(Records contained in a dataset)
===============

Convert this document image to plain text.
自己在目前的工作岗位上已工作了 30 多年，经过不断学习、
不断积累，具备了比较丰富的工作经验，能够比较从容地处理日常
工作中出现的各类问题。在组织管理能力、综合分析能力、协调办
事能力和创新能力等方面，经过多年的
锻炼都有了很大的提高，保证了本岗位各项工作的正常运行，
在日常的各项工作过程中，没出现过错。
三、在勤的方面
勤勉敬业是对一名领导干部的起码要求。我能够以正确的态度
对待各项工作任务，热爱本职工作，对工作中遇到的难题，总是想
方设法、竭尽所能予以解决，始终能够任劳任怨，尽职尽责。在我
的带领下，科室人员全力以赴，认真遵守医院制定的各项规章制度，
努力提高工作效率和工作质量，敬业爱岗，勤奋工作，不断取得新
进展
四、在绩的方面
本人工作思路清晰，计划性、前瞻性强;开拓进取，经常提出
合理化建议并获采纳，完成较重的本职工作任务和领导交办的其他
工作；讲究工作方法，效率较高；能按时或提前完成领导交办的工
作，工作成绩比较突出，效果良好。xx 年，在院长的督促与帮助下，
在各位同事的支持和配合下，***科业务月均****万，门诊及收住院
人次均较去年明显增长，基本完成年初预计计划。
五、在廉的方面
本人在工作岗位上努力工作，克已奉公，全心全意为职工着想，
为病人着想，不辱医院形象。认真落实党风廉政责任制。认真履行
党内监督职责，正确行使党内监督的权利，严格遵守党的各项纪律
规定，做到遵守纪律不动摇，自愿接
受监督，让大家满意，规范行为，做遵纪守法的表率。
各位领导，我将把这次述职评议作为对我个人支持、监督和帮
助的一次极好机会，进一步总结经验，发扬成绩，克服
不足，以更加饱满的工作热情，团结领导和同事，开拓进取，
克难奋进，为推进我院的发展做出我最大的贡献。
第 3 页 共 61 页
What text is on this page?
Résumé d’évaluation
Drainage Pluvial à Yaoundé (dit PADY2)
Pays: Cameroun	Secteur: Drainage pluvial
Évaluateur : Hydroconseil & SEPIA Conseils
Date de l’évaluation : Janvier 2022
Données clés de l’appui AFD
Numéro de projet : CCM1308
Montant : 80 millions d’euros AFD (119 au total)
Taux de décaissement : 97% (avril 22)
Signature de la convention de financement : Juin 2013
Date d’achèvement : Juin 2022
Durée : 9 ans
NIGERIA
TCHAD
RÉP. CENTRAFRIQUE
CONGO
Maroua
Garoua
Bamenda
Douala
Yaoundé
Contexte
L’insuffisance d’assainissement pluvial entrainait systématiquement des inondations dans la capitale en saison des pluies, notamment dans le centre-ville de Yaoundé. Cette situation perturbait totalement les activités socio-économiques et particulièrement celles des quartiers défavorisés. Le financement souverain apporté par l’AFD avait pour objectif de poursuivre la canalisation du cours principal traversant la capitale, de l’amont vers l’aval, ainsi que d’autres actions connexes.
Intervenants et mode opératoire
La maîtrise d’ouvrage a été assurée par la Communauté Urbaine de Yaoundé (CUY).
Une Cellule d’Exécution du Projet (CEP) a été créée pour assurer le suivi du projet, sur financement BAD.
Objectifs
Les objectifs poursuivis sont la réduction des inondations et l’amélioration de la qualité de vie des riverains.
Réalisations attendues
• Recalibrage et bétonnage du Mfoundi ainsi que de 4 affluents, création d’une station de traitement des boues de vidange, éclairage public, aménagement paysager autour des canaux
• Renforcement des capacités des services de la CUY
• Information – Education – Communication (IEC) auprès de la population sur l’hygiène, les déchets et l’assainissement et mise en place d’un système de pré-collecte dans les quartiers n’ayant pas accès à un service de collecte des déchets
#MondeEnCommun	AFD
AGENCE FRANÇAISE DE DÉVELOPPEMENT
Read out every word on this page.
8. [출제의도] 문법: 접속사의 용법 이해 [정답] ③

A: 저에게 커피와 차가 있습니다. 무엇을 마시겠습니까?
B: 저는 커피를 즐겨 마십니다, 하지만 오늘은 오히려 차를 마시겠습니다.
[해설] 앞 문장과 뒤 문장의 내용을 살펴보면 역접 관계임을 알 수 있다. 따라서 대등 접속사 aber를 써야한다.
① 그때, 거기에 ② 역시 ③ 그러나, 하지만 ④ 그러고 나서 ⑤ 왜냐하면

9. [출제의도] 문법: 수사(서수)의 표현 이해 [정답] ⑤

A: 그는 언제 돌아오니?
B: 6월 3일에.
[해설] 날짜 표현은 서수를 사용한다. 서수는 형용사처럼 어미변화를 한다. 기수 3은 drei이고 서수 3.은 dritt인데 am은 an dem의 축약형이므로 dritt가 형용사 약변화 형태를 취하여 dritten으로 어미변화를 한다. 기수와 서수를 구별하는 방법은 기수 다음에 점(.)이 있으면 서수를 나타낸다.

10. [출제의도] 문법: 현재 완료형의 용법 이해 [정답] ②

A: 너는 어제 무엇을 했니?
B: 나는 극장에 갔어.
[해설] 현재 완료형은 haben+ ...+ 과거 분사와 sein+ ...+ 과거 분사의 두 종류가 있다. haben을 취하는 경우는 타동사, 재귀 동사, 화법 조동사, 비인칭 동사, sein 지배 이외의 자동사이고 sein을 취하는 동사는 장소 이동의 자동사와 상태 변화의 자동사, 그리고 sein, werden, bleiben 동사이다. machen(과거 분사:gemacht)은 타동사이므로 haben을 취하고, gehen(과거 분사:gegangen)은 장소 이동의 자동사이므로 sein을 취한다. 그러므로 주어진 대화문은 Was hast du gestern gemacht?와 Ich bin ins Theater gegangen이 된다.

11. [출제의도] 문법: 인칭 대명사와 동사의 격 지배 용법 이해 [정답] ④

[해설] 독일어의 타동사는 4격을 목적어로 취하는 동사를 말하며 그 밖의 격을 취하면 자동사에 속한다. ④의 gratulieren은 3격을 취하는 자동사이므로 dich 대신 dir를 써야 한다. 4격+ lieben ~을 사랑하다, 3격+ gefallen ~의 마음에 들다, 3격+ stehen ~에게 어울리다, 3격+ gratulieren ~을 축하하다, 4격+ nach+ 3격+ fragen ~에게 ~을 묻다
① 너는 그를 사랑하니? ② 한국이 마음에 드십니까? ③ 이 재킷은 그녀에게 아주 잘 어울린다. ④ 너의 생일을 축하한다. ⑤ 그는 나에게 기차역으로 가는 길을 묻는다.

===============

[Instruction]: Look for "Date" and pull out every line that has it.

[Output below]:
Date de l’évaluation : Janvier 2022
Date d’achèvement : Juin 2022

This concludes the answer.